练习要求:
• 1. 请从谈张家界文化中“他者”的那篇文章里抄录一段文字,从“这是一场为他者而设计的辉煌演”开始,一直到“写了一个个魔幻现实主义传奇。”为止。
• 2. 请接着谈张家界文化中“他者”的那篇文章的最后一句,把文章往下续写。

来源:张家界市 时间:2018-9-14

他者

在张家界的文化研究中,“他者”是最为显赫的关键词。

张家界的旅游舞台上正演绎着一场日益繁复、绚烂的文化大戏,这出大戏的所有参与者,从导演、编导、主持人、字幕到观众、表演者…他者无处不在。

这是一场为他者而设计的辉煌演出。感谢中国从事文化研究的翻译者们,将西方文化研究中的“他者”概念翻译得如此直白、平易,它直截了当地指出了“他者”的文化立场:一种非“我”的文化视角;同时,它还暗示了“我”与“他”既融合又区分的反抗叙事。这一发端于葛兰西文化霸权主义的“他者”概念,在萨伊德的“后殖民主义——东方学”中闪亮登场,所有的文化研究者都被这一概念的语词魔力所吸引。这是一个语词的万花筒,它照见了缤纷的现实,书写了一个个魔幻现实主义传奇。

20年来的张家界文化剧场,在他者的笼罩下惨淡经营。他者的威逼利诱,在这一剧场塑造了两大他者类型——观光者与领导者,与此同时,我们也为自己塑造了两个相对应的角色——被看者与被奴役者。

热切地寻找他者,这是几乎所有的中国旅游城市都有的一个通病。东部发达地区的旅游城市将西方游客作为他者;中西部困难城市将西方游客列为一级他者,同时,又将国内内部发达城市的游客作为二级他者,在萨伊德略带讥俏的东方学叙事中,演绎着“内部东方学”的二级叙事。张家界的文化大剧场就在这样的叙事框架中被设计了出来,最典型的演出节目是“赶尸”、“哭嫁”、“茅古期”等民俗表演。在此种类型的节目表演过程中,微笑着的游客发出一种高傲、审视、新奇的目光,这是一种居高临下的目光,以猎奇、猎艳的方式消费这些贴着民族标签的“神秘”商品,而表演者仰脸媚笑,在“神秘”、“原始”的自我标榜中死死地盯住他者的口袋。

(元素区域清单)
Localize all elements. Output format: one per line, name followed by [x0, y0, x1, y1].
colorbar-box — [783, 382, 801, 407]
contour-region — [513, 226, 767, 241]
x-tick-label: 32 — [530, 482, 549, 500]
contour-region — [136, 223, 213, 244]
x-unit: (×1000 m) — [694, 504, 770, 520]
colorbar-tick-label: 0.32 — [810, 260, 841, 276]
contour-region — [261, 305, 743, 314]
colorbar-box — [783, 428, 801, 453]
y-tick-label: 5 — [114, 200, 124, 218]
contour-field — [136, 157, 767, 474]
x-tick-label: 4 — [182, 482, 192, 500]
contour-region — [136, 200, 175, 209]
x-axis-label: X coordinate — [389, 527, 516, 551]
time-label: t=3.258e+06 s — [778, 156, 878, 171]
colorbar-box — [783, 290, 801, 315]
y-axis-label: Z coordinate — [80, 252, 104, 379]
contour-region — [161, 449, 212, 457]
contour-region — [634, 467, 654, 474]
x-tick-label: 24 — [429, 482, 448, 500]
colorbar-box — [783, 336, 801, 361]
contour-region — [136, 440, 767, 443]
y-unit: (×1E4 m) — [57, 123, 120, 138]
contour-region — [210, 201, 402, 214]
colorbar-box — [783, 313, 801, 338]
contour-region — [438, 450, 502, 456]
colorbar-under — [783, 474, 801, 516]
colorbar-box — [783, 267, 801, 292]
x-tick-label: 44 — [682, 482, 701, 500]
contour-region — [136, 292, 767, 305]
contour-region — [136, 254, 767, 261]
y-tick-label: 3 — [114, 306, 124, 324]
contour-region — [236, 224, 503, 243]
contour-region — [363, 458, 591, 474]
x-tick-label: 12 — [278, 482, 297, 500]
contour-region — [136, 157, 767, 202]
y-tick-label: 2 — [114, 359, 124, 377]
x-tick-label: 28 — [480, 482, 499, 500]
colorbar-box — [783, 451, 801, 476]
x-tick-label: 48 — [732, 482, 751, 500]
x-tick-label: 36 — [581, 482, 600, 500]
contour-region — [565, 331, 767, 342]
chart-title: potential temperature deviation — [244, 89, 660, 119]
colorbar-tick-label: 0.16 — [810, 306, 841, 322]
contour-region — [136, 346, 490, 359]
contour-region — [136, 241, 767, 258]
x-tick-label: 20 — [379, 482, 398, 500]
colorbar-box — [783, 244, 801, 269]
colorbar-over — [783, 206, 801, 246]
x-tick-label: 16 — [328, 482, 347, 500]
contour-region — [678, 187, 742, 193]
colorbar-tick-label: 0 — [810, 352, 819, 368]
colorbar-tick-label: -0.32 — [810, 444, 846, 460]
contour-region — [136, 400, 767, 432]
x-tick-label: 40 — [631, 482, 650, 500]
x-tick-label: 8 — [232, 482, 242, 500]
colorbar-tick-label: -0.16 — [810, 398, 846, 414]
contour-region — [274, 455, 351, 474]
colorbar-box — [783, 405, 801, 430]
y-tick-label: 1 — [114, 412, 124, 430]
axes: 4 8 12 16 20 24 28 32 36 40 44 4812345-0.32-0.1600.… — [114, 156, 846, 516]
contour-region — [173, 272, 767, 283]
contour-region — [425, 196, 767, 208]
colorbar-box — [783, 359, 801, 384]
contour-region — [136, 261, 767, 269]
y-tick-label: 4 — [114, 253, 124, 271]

各题答案:
• 1.
这是一场为他者而设计的辉煌演出。感谢中国从事文化研究的翻译者们,将西方文化研究中的“他者”概念翻译得如此直白、平易,它直截了当地指出了“他者”的文化立场:一种非“我”的文化视角;同时,它还暗示了“我”与“他”既融合又区分的反抗叙事。这一发端于葛兰西文化霸权主义的“他者”概念,在萨伊德的“后殖民主义——东方学”中闪亮登场,所有的文化研究者都被这一概念的语词魔力所吸引。这是一个语词的万花筒,它照见了缤纷的现实,书写了一个个魔幻现实主义传奇。

• 2.
文化主体身份就在这样的“被看”中消失了。在张家界这样的一个观光旅游城市中,我们精心制造的不仅是“自然山水”这一物质上的观光产品,还有“民俗文化”这种精神上的观光产品,这不是张家界一个旅游城市的毛病,这是所有后发地区的必经之途。后发地区喜欢鼓吹“后发优势”,似乎捧出“后发优势”就能越过漫长的岁月,以“拿来主义”直接挪用发达地区的理念系统。我相信,这是一个致命的错觉,它掩盖了我们的“后发劣势”,精神深处的“后发劣势”。在他者居高临下的目光中,赶尸舞中麻木、僵硬的表演者们在面无表情的面具下藏匿着深深的自卑心理。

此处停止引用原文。